== ENTRIES PROVIDED ==
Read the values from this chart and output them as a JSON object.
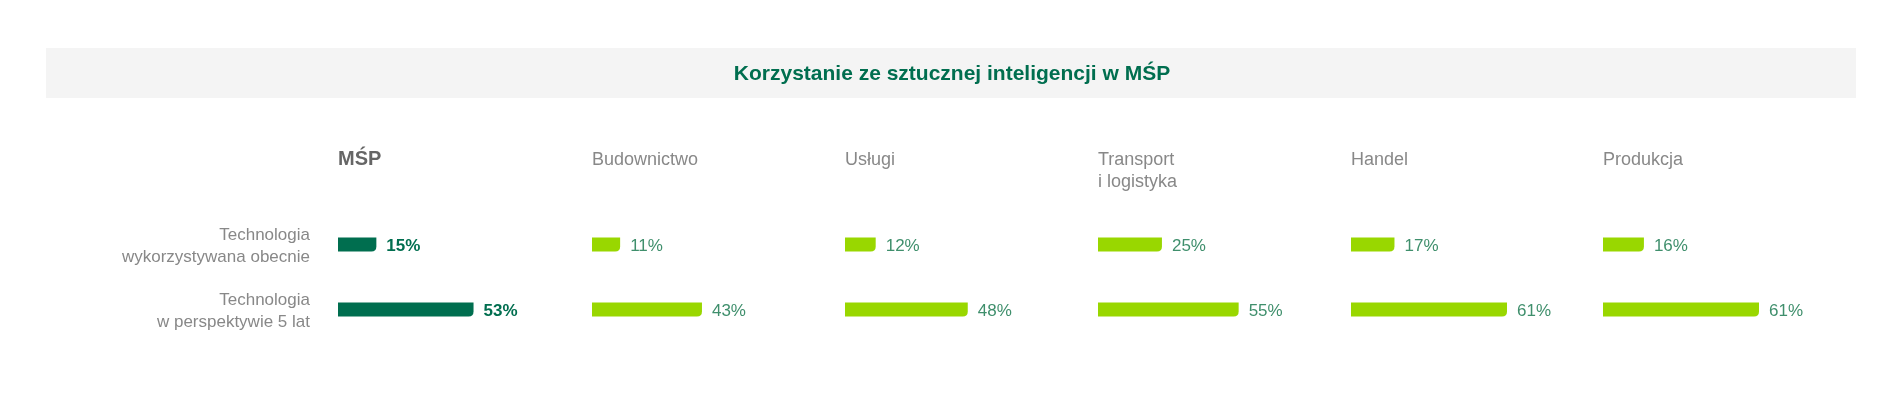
{
  "chart_data": [
    {
      "type": "other",
      "title": "Korzystanie ze sztucznej inteligencji w MŚP"
    },
    {
      "type": "bar",
      "orientation": "horizontal",
      "title": "MŚP",
      "categories": [
        "Technologia wykorzystywana obecnie",
        "Technologia w perspektywie 5 lat"
      ],
      "values": [
        15,
        53
      ],
      "value_labels": [
        "15%",
        "53%"
      ],
      "color": "#006e4f",
      "tick_labels": "y"
    },
    {
      "type": "bar",
      "orientation": "horizontal",
      "title": "Budownictwo",
      "categories": [
        null,
        null
      ],
      "values": [
        11,
        43
      ],
      "value_labels": [
        "11%",
        "43%"
      ],
      "color": "#99d700",
      "tick_labels": false
    },
    {
      "type": "bar",
      "orientation": "horizontal",
      "title": "Usługi",
      "categories": [
        null,
        null
      ],
      "values": [
        12,
        48
      ],
      "value_labels": [
        "12%",
        "48%"
      ],
      "color": "#99d700",
      "tick_labels": false
    },
    {
      "type": "bar",
      "orientation": "horizontal",
      "title": "Transport i logistyka",
      "categories": [
        null,
        null
      ],
      "values": [
        25,
        55
      ],
      "value_labels": [
        "25%",
        "55%"
      ],
      "color": "#99d700",
      "tick_labels": false
    },
    {
      "type": "bar",
      "orientation": "horizontal",
      "title": "Handel",
      "categories": [
        null,
        null
      ],
      "values": [
        17,
        61
      ],
      "value_labels": [
        "17%",
        "61%"
      ],
      "color": "#99d700",
      "tick_labels": false
    },
    {
      "type": "bar",
      "orientation": "horizontal",
      "title": "Produkcja",
      "categories": [
        null,
        null
      ],
      "values": [
        16,
        61
      ],
      "value_labels": [
        "16%",
        "61%"
      ],
      "color": "#99d700",
      "tick_labels": false
    }
  ]
}
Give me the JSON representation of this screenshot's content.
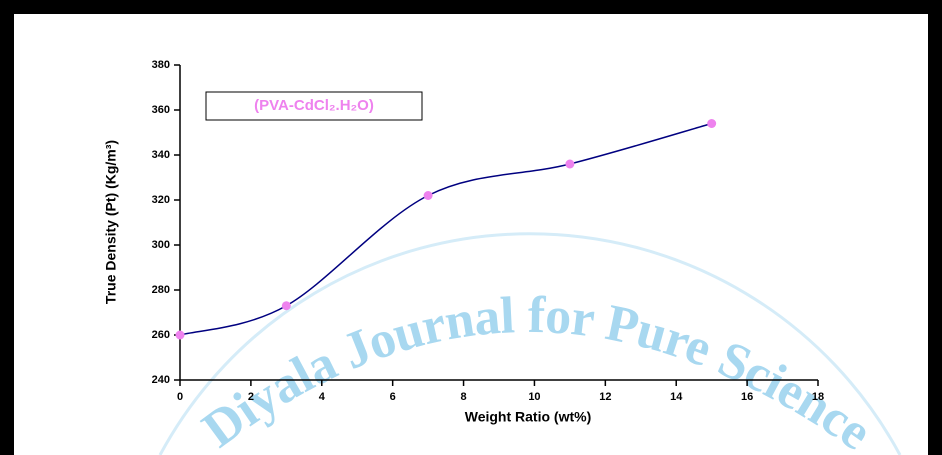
{
  "chart_data": {
    "type": "line",
    "watermark": "Diyala Journal for Pure Science",
    "xlabel": "Weight Ratio (wt%)",
    "ylabel": "True Density (Pt) (Kg/m³)",
    "x": [
      0,
      3,
      7,
      11,
      15
    ],
    "series": [
      {
        "name": "(PVA-CdCl₂.H₂O)",
        "color": "#000080",
        "marker_color": "#ee82ee",
        "values": [
          260,
          273,
          322,
          336,
          354
        ]
      }
    ],
    "xlim": [
      0,
      18
    ],
    "xticks": [
      0,
      2,
      4,
      6,
      8,
      10,
      12,
      14,
      16,
      18
    ],
    "ylim": [
      240,
      380
    ],
    "yticks": [
      240,
      260,
      280,
      300,
      320,
      340,
      360,
      380
    ],
    "smooth": true,
    "grid": false,
    "legend": "upper left"
  }
}
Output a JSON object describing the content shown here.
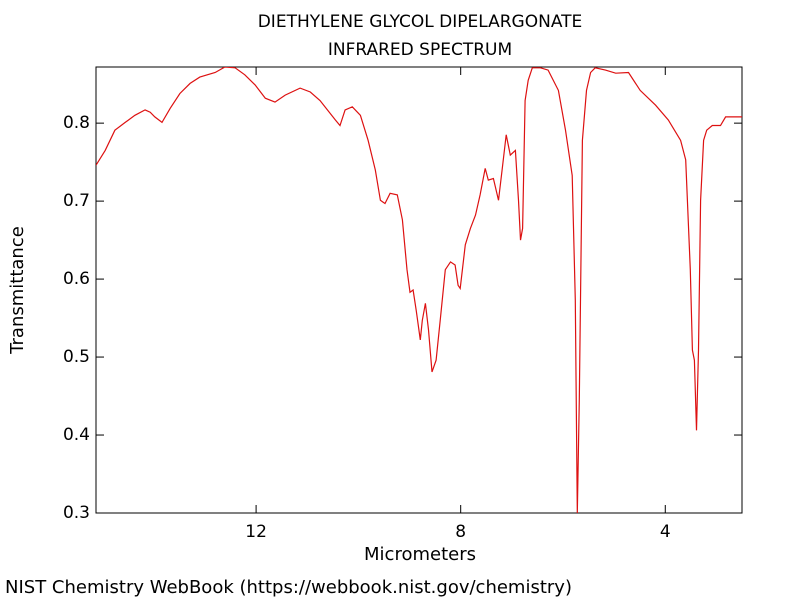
{
  "chart_data": {
    "type": "line",
    "title": "DIETHYLENE GLYCOL DIPELARGONATE",
    "subtitle": "INFRARED SPECTRUM",
    "x_label": "Micrometers",
    "y_label": "Transmittance",
    "source": "NIST Chemistry WebBook (https://webbook.nist.gov/chemistry)",
    "xlim": [
      15.13,
      2.5
    ],
    "xticks": [
      12,
      8,
      4
    ],
    "ylim": [
      0.3,
      0.872
    ],
    "yticks": [
      {
        "value": 0.3,
        "label": "0.3"
      },
      {
        "value": 0.4,
        "label": "0.4"
      },
      {
        "value": 0.5,
        "label": "0.5"
      },
      {
        "value": 0.6,
        "label": "0.6"
      },
      {
        "value": 0.7,
        "label": "0.7"
      },
      {
        "value": 0.8,
        "label": "0.8"
      }
    ],
    "series": [
      {
        "color": "#dd1111",
        "x": [
          15.13,
          14.95,
          14.76,
          14.56,
          14.37,
          14.17,
          14.07,
          13.98,
          13.84,
          13.68,
          13.49,
          13.29,
          13.1,
          12.8,
          12.61,
          12.41,
          12.22,
          12.02,
          11.82,
          11.63,
          11.43,
          11.14,
          10.94,
          10.75,
          10.45,
          10.36,
          10.26,
          10.12,
          9.96,
          9.81,
          9.67,
          9.57,
          9.48,
          9.38,
          9.24,
          9.14,
          9.05,
          8.99,
          8.93,
          8.87,
          8.79,
          8.75,
          8.69,
          8.63,
          8.56,
          8.48,
          8.4,
          8.3,
          8.2,
          8.11,
          8.05,
          8.01,
          7.91,
          7.81,
          7.71,
          7.62,
          7.52,
          7.46,
          7.36,
          7.26,
          7.19,
          7.11,
          7.03,
          6.93,
          6.87,
          6.83,
          6.79,
          6.74,
          6.68,
          6.6,
          6.44,
          6.29,
          6.09,
          5.95,
          5.82,
          5.76,
          5.72,
          5.68,
          5.62,
          5.54,
          5.46,
          5.37,
          5.17,
          4.97,
          4.72,
          4.49,
          4.19,
          3.94,
          3.7,
          3.6,
          3.51,
          3.47,
          3.43,
          3.39,
          3.35,
          3.31,
          3.25,
          3.19,
          3.08,
          2.92,
          2.82,
          2.5
        ],
        "values": [
          0.746,
          0.765,
          0.791,
          0.801,
          0.81,
          0.817,
          0.814,
          0.808,
          0.801,
          0.819,
          0.838,
          0.851,
          0.859,
          0.865,
          0.872,
          0.871,
          0.862,
          0.849,
          0.832,
          0.827,
          0.836,
          0.845,
          0.84,
          0.829,
          0.804,
          0.797,
          0.817,
          0.821,
          0.81,
          0.778,
          0.74,
          0.701,
          0.697,
          0.71,
          0.708,
          0.676,
          0.612,
          0.583,
          0.586,
          0.56,
          0.522,
          0.547,
          0.569,
          0.535,
          0.481,
          0.496,
          0.547,
          0.612,
          0.622,
          0.618,
          0.592,
          0.588,
          0.644,
          0.665,
          0.682,
          0.708,
          0.742,
          0.727,
          0.729,
          0.701,
          0.74,
          0.785,
          0.759,
          0.765,
          0.701,
          0.65,
          0.665,
          0.829,
          0.855,
          0.871,
          0.871,
          0.868,
          0.842,
          0.791,
          0.733,
          0.573,
          0.3,
          0.445,
          0.778,
          0.842,
          0.865,
          0.871,
          0.868,
          0.864,
          0.865,
          0.842,
          0.823,
          0.804,
          0.778,
          0.753,
          0.612,
          0.509,
          0.496,
          0.406,
          0.509,
          0.701,
          0.778,
          0.791,
          0.797,
          0.797,
          0.808,
          0.808
        ]
      }
    ]
  }
}
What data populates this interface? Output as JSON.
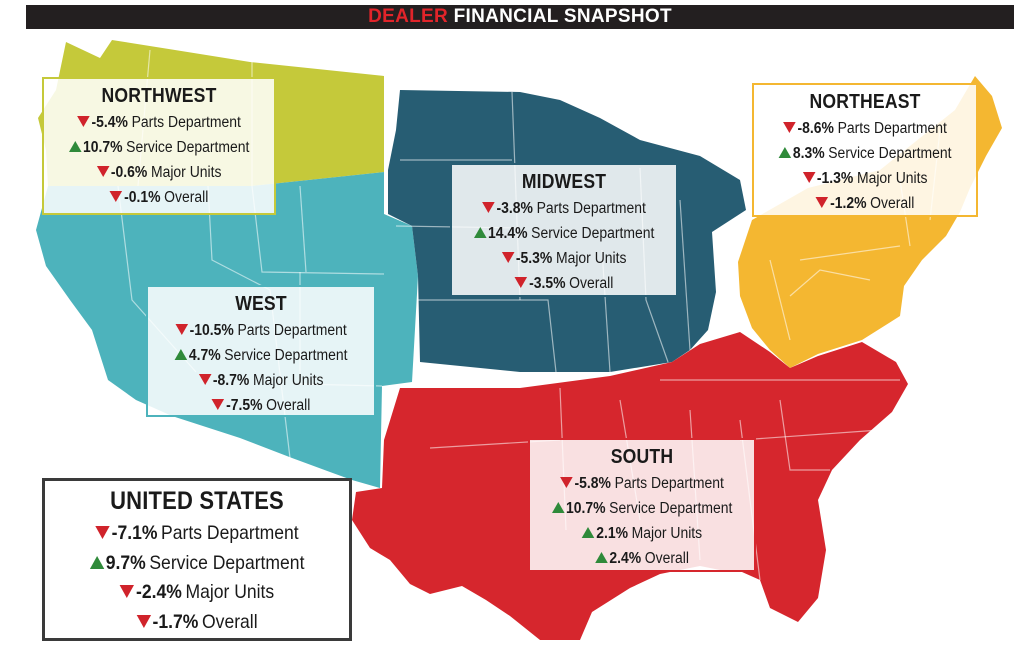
{
  "title": {
    "accent": "DEALER",
    "rest": "FINANCIAL SNAPSHOT"
  },
  "colors": {
    "northwest": "#c5c93a",
    "west": "#4db3bc",
    "midwest": "#275d73",
    "northeast": "#f4b731",
    "south": "#d6262d",
    "down_arrow": "#d0232b",
    "up_arrow": "#2f8a3a",
    "title_accent": "#e1242a"
  },
  "regions": {
    "northwest": {
      "name": "NORTHWEST",
      "stats": [
        {
          "value": "-5.4%",
          "label": "Parts Department",
          "trend": "down"
        },
        {
          "value": "10.7%",
          "label": "Service Department",
          "trend": "up"
        },
        {
          "value": "-0.6%",
          "label": "Major Units",
          "trend": "down"
        },
        {
          "value": "-0.1%",
          "label": "Overall",
          "trend": "down"
        }
      ]
    },
    "west": {
      "name": "WEST",
      "stats": [
        {
          "value": "-10.5%",
          "label": "Parts Department",
          "trend": "down"
        },
        {
          "value": "4.7%",
          "label": "Service Department",
          "trend": "up"
        },
        {
          "value": "-8.7%",
          "label": "Major Units",
          "trend": "down"
        },
        {
          "value": "-7.5%",
          "label": "Overall",
          "trend": "down"
        }
      ]
    },
    "midwest": {
      "name": "MIDWEST",
      "stats": [
        {
          "value": "-3.8%",
          "label": "Parts Department",
          "trend": "down"
        },
        {
          "value": "14.4%",
          "label": "Service Department",
          "trend": "up"
        },
        {
          "value": "-5.3%",
          "label": "Major Units",
          "trend": "down"
        },
        {
          "value": "-3.5%",
          "label": "Overall",
          "trend": "down"
        }
      ]
    },
    "northeast": {
      "name": "NORTHEAST",
      "stats": [
        {
          "value": "-8.6%",
          "label": "Parts Department",
          "trend": "down"
        },
        {
          "value": "8.3%",
          "label": "Service Department",
          "trend": "up"
        },
        {
          "value": "-1.3%",
          "label": "Major Units",
          "trend": "down"
        },
        {
          "value": "-1.2%",
          "label": "Overall",
          "trend": "down"
        }
      ]
    },
    "south": {
      "name": "SOUTH",
      "stats": [
        {
          "value": "-5.8%",
          "label": "Parts Department",
          "trend": "down"
        },
        {
          "value": "10.7%",
          "label": "Service Department",
          "trend": "up"
        },
        {
          "value": "2.1%",
          "label": "Major Units",
          "trend": "up"
        },
        {
          "value": "2.4%",
          "label": "Overall",
          "trend": "up"
        }
      ]
    },
    "us": {
      "name": "UNITED STATES",
      "stats": [
        {
          "value": "-7.1%",
          "label": "Parts Department",
          "trend": "down"
        },
        {
          "value": "9.7%",
          "label": "Service Department",
          "trend": "up"
        },
        {
          "value": "-2.4%",
          "label": "Major Units",
          "trend": "down"
        },
        {
          "value": "-1.7%",
          "label": "Overall",
          "trend": "down"
        }
      ]
    }
  }
}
===
AIM |
Copy each line holding the word "name" from the listing above.

ANSWER IN FULL |
        "name": "(PVA-CdCl₂.H₂O)",
      "name": "NORTHWEST",
      "name": "WEST",
      "name": "MIDWEST",
      "name": "NORTHEAST",
      "name": "SOUTH",
      "name": "UNITED STATES",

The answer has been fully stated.